Try it
State only how many lines below include the string "column".

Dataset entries
= = = =
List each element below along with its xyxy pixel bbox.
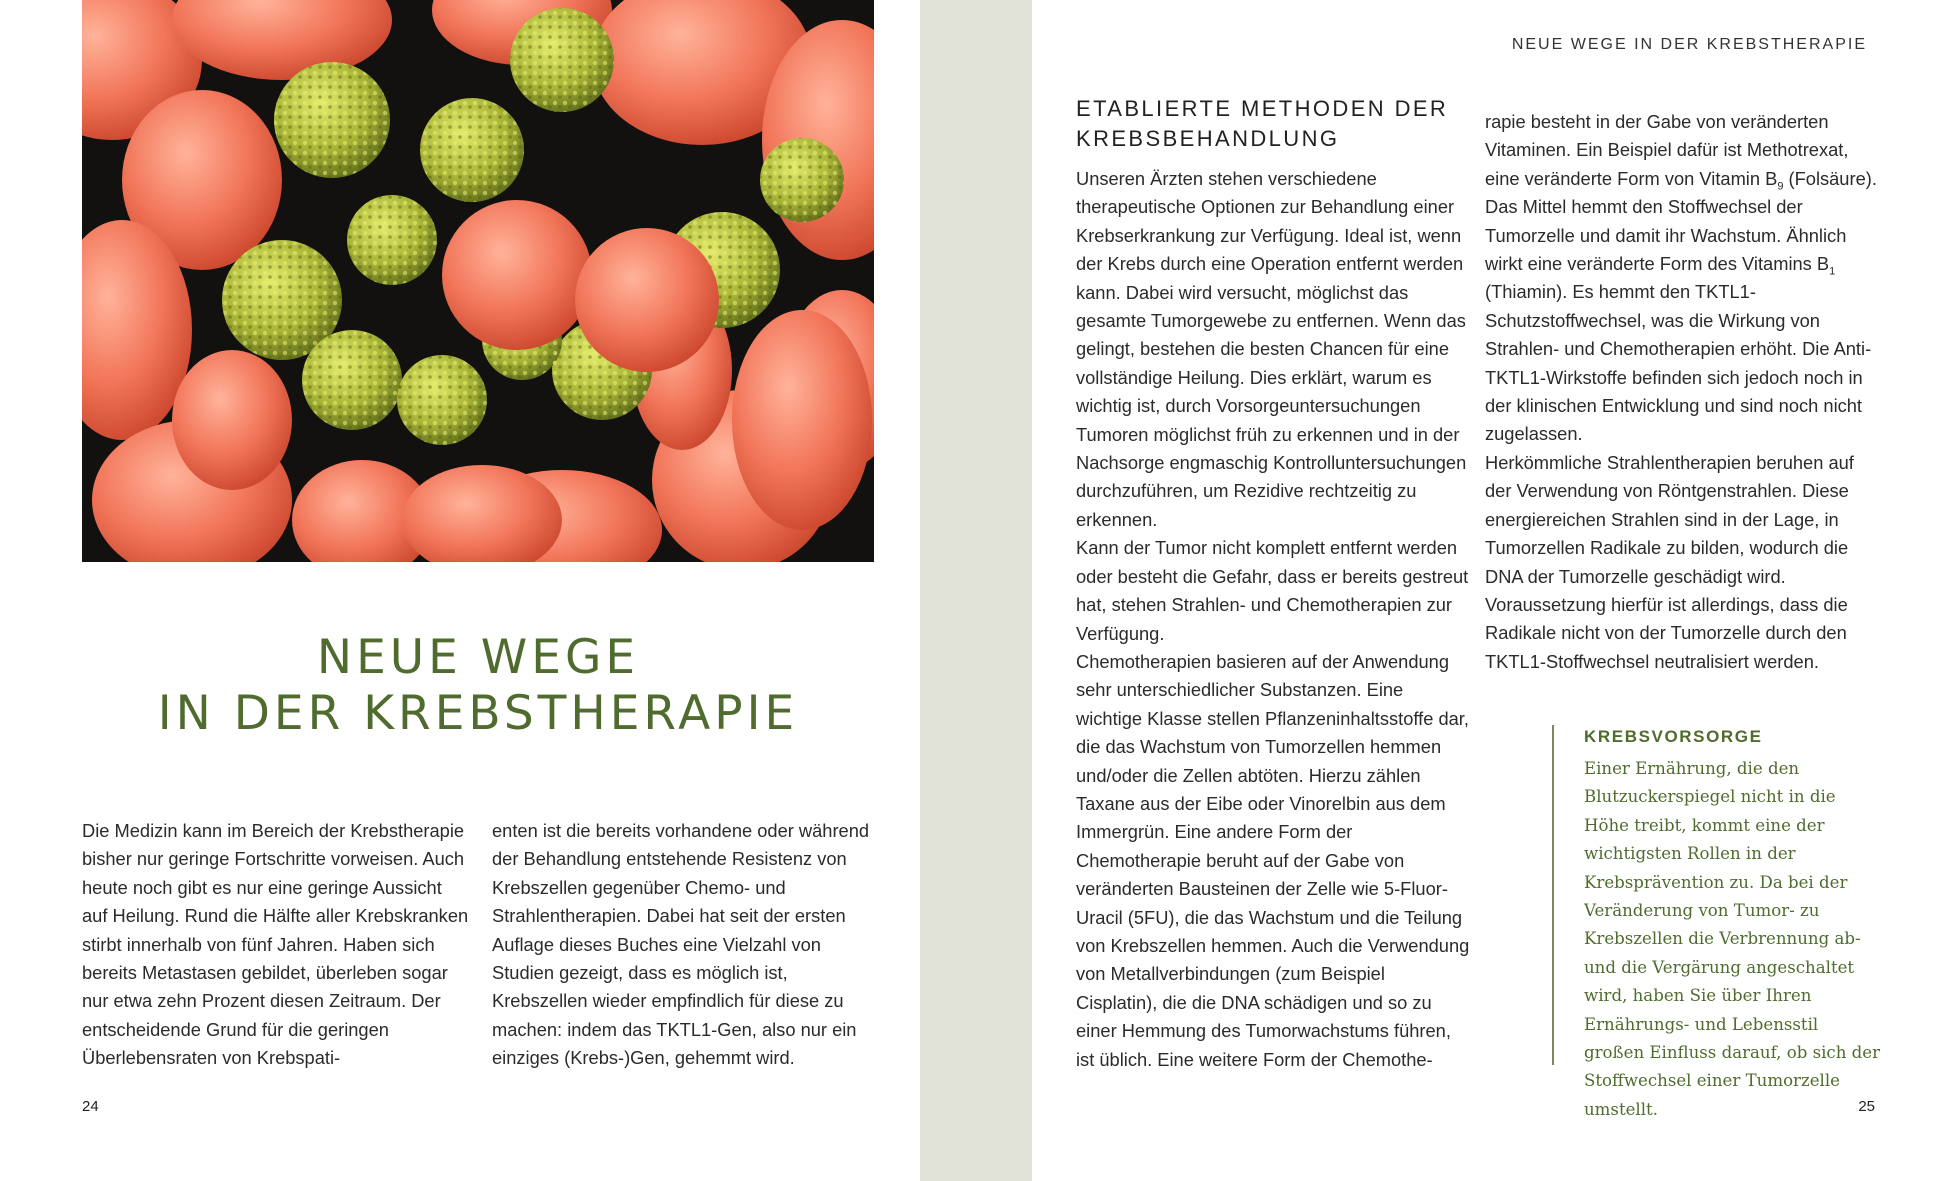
body-paragraph: Kann der Tumor nicht komplett entfernt werden oder besteht die Gefahr, dass er bereits gestreut hat, stehen Strahlen- und Chemotherapien zur Verfügung. (1076, 537, 1469, 644)
running-head: NEUE WEGE IN DER KREBSTHERAPIE (1511, 36, 1867, 53)
body-paragraph (1485, 108, 1880, 449)
body-paragraph: Unseren Ärzten stehen verschiedene therapeutische Optionen zur Behandlung einer Krebserkrankung zur Verfügung. Ideal ist, wenn der Krebs durch eine Operation entfernt werden kann. Dabei wird versucht, möglichst das gesamte Tumorgewebe zu entfernen. Wenn das gelingt, bestehen die besten Chancen für eine vollständige Heilung. Dies erklärt, warum es wichtig ist, durch Vorsorgeuntersuchungen Tumoren möglichst früh zu erkennen und in der Nachsorge engmaschig Kontrolluntersuchungen durchzuführen, um Rezidive rechtzeitig zu erkennen. (1076, 168, 1467, 530)
subscript: 1 (1829, 265, 1836, 278)
subscript: 9 (1777, 180, 1784, 193)
body-paragraph: enten ist die bereits vorhandene oder während der Behandlung entstehende Resistenz von Krebszellen gegenüber Chemo- und Strahlentherapien. Dabei hat seit der ersten Auflage dieses Buches eine Vielzahl von Studien gezeigt, dass es möglich ist, Krebszellen wieder empfindlich für diese zu machen: indem das TKTL1-Gen, also nur ein einziges (Krebs-)Gen, gehemmt wird. (492, 820, 870, 1069)
body-paragraph: Die Medizin kann im Bereich der Krebstherapie bisher nur geringe Fortschritte vorweisen. Auch heute noch gibt es nur eine geringe Aussicht auf Heilung. Rund die Hälfte aller Krebskranken stirbt innerhalb von fünf Jahren. Haben sich bereits Metastasen gebildet, überleben sogar nur etwa zehn Prozent diesen Zeitraum. Der entscheidende Grund für die geringen Überlebensraten von Krebspati- (82, 820, 469, 1069)
gutter-strip (920, 0, 1032, 1181)
right-column-2 (1485, 108, 1880, 676)
blood-cells-micrograph (82, 0, 874, 562)
text-run: (Folsäure). Das Mittel hemmt den Stoffwechsel der Tumorzelle und damit ihr Wachstum. Ähnlich wirkt eine veränderte Form des Vitamins B (1485, 167, 1877, 275)
section-heading (1076, 94, 1476, 154)
chapter-title-line2: IN DER KREBSTHERAPIE (157, 686, 799, 741)
section-heading-line2: KREBSBEHANDLUNG (1076, 126, 1340, 151)
sidebar-title: KREBSVORSORGE (1584, 727, 1763, 746)
page-number-right: 25 (1858, 1098, 1875, 1115)
chapter-title-line1: NEUE WEGE (316, 630, 640, 685)
text-run: rapie besteht in der Gabe von veränderten Vitaminen. Ein Beispiel dafür ist Methotrexat, eine veränderte Form von Vitamin B (1485, 111, 1849, 189)
section-heading-line1: ETABLIERTE METHODEN DER (1076, 96, 1449, 121)
sidebar-text: Einer Ernährung, die den Blutzuckerspiegel nicht in die Höhe treibt, kommt eine der wichtigsten Rollen in der Krebsprävention zu. Da bei der Veränderung von Tumor- zu Krebszellen die Verbrennung ab- und die Vergärung angeschaltet wird, haben Sie über Ihren Ernährungs- und Lebensstil großen Einfluss darauf, ob sich der Stoffwechsel einer Tumorzelle umstellt. (1584, 759, 1881, 1119)
left-page (0, 0, 920, 1181)
body-paragraph: Chemotherapien basieren auf der Anwendung sehr unterschiedlicher Substanzen. Eine wichtige Klasse stellen Pflanzeninhaltsstoffe dar, die das Wachstum von Tumorzellen hemmen und/oder die Zellen abtöten. Hierzu zählen Taxane aus der Eibe oder Vinorelbin aus dem Immergrün. Eine andere Form der Chemotherapie beruht auf der Gabe von veränderten Bausteinen der Zelle wie 5-Fluor-Uracil (5FU), die das Wachstum und die Teilung von Krebszellen hemmen. Auch die Verwendung von Metallverbindungen (zum Beispiel Cisplatin), die die DNA schädigen und so zu einer Hemmung des Tumorwachstums führen, ist üblich. Eine weitere Form der Chemothe- (1076, 650, 1470, 1070)
left-column-2 (492, 817, 882, 1073)
left-column-1 (82, 817, 472, 1073)
chapter-title (82, 630, 874, 742)
text-run: (Thiamin). Es hemmt den TKTL1-Schutzstoffwechsel, was die Wirkung von Strahlen- und Chemotherapien erhöht. Die Anti-TKTL1-Wirkstoffe befinden sich jedoch noch in der klinischen Entwicklung und sind noch nicht zugelassen. (1485, 281, 1872, 445)
right-column-1 (1076, 165, 1471, 1074)
page-number-left: 24 (82, 1098, 99, 1115)
body-paragraph: Herkömmliche Strahlentherapien beruhen auf der Verwendung von Röntgenstrahlen. Diese energiereichen Strahlen sind in der Lage, in Tumorzellen Radikale zu bilden, wodurch die DNA der Tumorzelle geschädigt wird. Voraussetzung hierfür ist allerdings, dass die Radikale nicht von der Tumorzelle durch den TKTL1-Stoffwechsel neutralisiert werden. (1485, 451, 1854, 672)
= = = =
Task answer
4